> **PASSAGE TO READ**

......

30 June 2017

Following its interim report last November the FCA’s long awaited final report on competition in the asset management sector was published earlier this week together with an initial consultation paper on certain aspects (CP17/18). The initial reaction has been mixed with some commentators describing it as a radical shake up and watershed moment for the industry and others saying it does not go far enough (and is likely to be watered down further in due course). So who is right? As always the devil is in the detail and both papers warrant close reading by those affected. However, the key points for authorised fund managers (AFMs) to be aware of are as follows:

1. Fund governance and value for money

This is perhaps the area of greatest medium term impact for AFMs and where the FCA’s proposals are most developed. FCA are proposing to strengthen the requirements for AFMs to act in the best interests of investors by specific reference to value for money considerations. This is through a combination of clarifying expectations, introducing independence on governance boards and introducing a prescribed responsibility under the Senior Management & Certification Regime.

They are now consulting (in CP17/18) on the following proposals:

  • A new value for money (VFM) rule – the AFM will be required to assess whether VFM has been provided to fund investors. The assessment must take place on an ongoing basis and must be formally documented at least once a year. The assessment must consider at least whether economies of scale are being shared with investors, whether charges are reasonable based on costs incurred, the quality of service investors are receiving and whether different share classes offer VFM – including assessing and explaining why some investors are in more expensive unit classes with substantially similar rights and conditions as other classes (where this is the case). AFMs will be required to publish, at least annually, a report on the findings of their VFM assessment.
  • A prescribed responsibility to act in the best interests of investors to be allocated to the chair of the AFM board who will therefore be personally accountable and will need to assess the provision of value for money in accordance with the FCA rules (the scope/applicability of this responsibility will be further consulted on later this year as part of the FCA’s wider consultation to extend the SNSC to all FSMA firms).
  • A rule requiring independent directors of the AFM board – AFMs will be required to appoint a minimum of two, and at least 25% of the total board membership, independent directors who meet specified requirements of independence. This will mean most AFMs needing to recruit two or three independent directors. Based on its proposals the FCA expects approximately 480 independent directors to be required across the industry and recognises that it may be challenging to appoint suitable candidates with the right skills and expertise.

2. Transparency of fees and charges

This was an area of much focus and anticipation as the interim report had proposed the introduction of a single all-in-fee with four potential options, one of which would involve the inclusion of a single charge to cover all charges taken from the fund (including transaction costs) with the AFM bearing the risk of any overspend. However, following a number of well-reasoned objections it does not appear that the FCA will be introducing any model that goes substantially beyond the changes that are due to come into force at the start of 2018 under PRIIPs and MiFID II – which will require all costs and charges to be shown as a single disclosure (including asset management charges and indirect costs such as transaction charges). Instead, the FCA’s focus will be on testing ways to improve the effectiveness of any forthcoming disclosure to understand how factors such as formatting and prominence encourage investors to focus on the impact charges have on their investments. The FCA says that this will inform the development of any future remedies in this area.

......

According to the piece on the FCA's asset management report, roughly how many independent directors does the FCA expect the industry to need?

......

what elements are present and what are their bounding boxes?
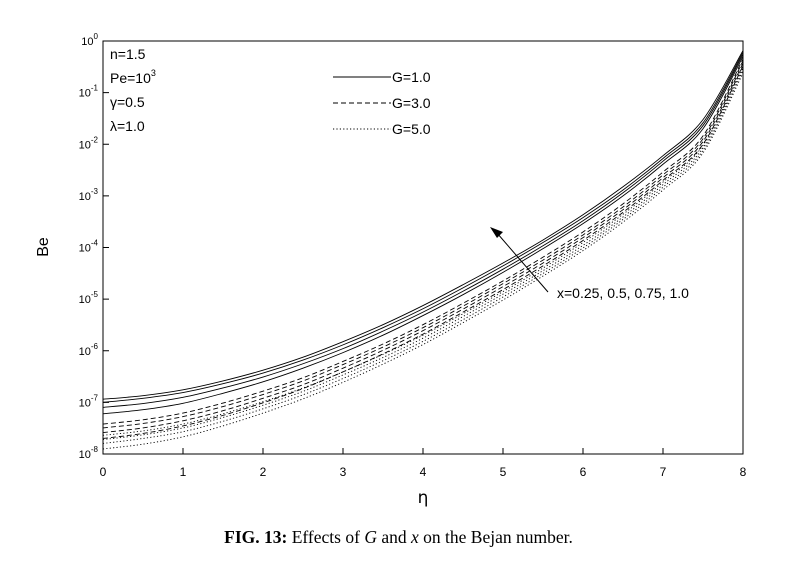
series-line-g1-0-solid — [102, 56, 744, 415]
legend: G=1.0 G=3.0 G=5.0 — [333, 69, 431, 137]
y-tick-label: 10-5 — [79, 290, 99, 306]
series-line-g3-0-dashed — [102, 58, 744, 425]
parameter-box: n=1.5 Pe=103 γ=0.5 λ=1.0 — [110, 46, 156, 134]
series-line-g1-0-solid — [102, 50, 744, 400]
parameter-label: γ=0.5 — [110, 94, 145, 110]
x-tick-label: 2 — [260, 465, 267, 479]
x-tick-label: 6 — [580, 465, 587, 479]
annotation-arrow-shaft — [496, 232, 549, 293]
x-tick-label: 1 — [180, 465, 187, 479]
series-line-g3-0-dashed — [102, 65, 744, 439]
parameter-label: λ=1.0 — [110, 118, 145, 134]
caption-text: and — [376, 527, 411, 547]
x-axis: 0 1 2 3 4 5 6 7 8 — [100, 448, 747, 479]
parameter-label: Pe=103 — [110, 68, 156, 86]
parameter-label: n=1.5 — [110, 46, 146, 62]
y-tick-label: 10-4 — [79, 239, 99, 255]
x-tick-label: 8 — [740, 465, 747, 479]
x-axis-label: η — [418, 488, 429, 508]
caption-text: on the Bejan number. — [418, 527, 573, 547]
series-line-g1-0-solid — [102, 54, 744, 408]
x-tick-label: 4 — [420, 465, 427, 479]
annotation-group: x=0.25, 0.5, 0.75, 1.0 — [490, 227, 689, 301]
x-tick-label: 0 — [100, 465, 107, 479]
series-line-g3-0-dashed — [102, 63, 744, 434]
series-line-g5-0-dotted — [102, 65, 744, 436]
y-tick-label: 10-8 — [79, 445, 99, 461]
y-axis-label: Be — [35, 237, 52, 257]
y-tick-label: 10-7 — [79, 393, 99, 409]
caption-text: Effects of — [287, 527, 365, 547]
series-line-g5-0-dotted — [102, 67, 744, 441]
series-line-g5-0-dotted — [102, 72, 744, 450]
y-axis: 10-8 10-7 10-6 10-5 10-4 10-3 10-2 10-1 100 — [79, 32, 109, 461]
annotation-arrowhead — [490, 227, 503, 238]
y-tick-label: 100 — [81, 32, 98, 48]
caption-var-x: x — [410, 527, 419, 547]
x-tick-label: 7 — [660, 465, 667, 479]
figure-caption: FIG. 13: Effects of G and x on the Bejan… — [0, 527, 797, 548]
x-tick-label: 5 — [500, 465, 507, 479]
y-tick-label: 10-6 — [79, 342, 99, 358]
caption-label: FIG. 13: — [224, 527, 288, 547]
caption-var-g: G — [364, 527, 377, 547]
y-tick-label: 10-2 — [79, 135, 99, 151]
y-tick-label: 10-3 — [79, 187, 99, 203]
legend-label: G=3.0 — [392, 95, 431, 111]
legend-label: G=1.0 — [392, 69, 431, 85]
series-line-g1-0-solid — [102, 52, 744, 403]
x-tick-label: 3 — [340, 465, 347, 479]
series-line-g3-0-dashed — [102, 60, 744, 429]
y-tick-label: 10-1 — [79, 84, 99, 100]
annotation-label: x=0.25, 0.5, 0.75, 1.0 — [557, 285, 689, 301]
series-layer — [102, 50, 744, 450]
legend-label: G=5.0 — [392, 121, 431, 137]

......

> **TASK OUTPUT**
Approximately 480.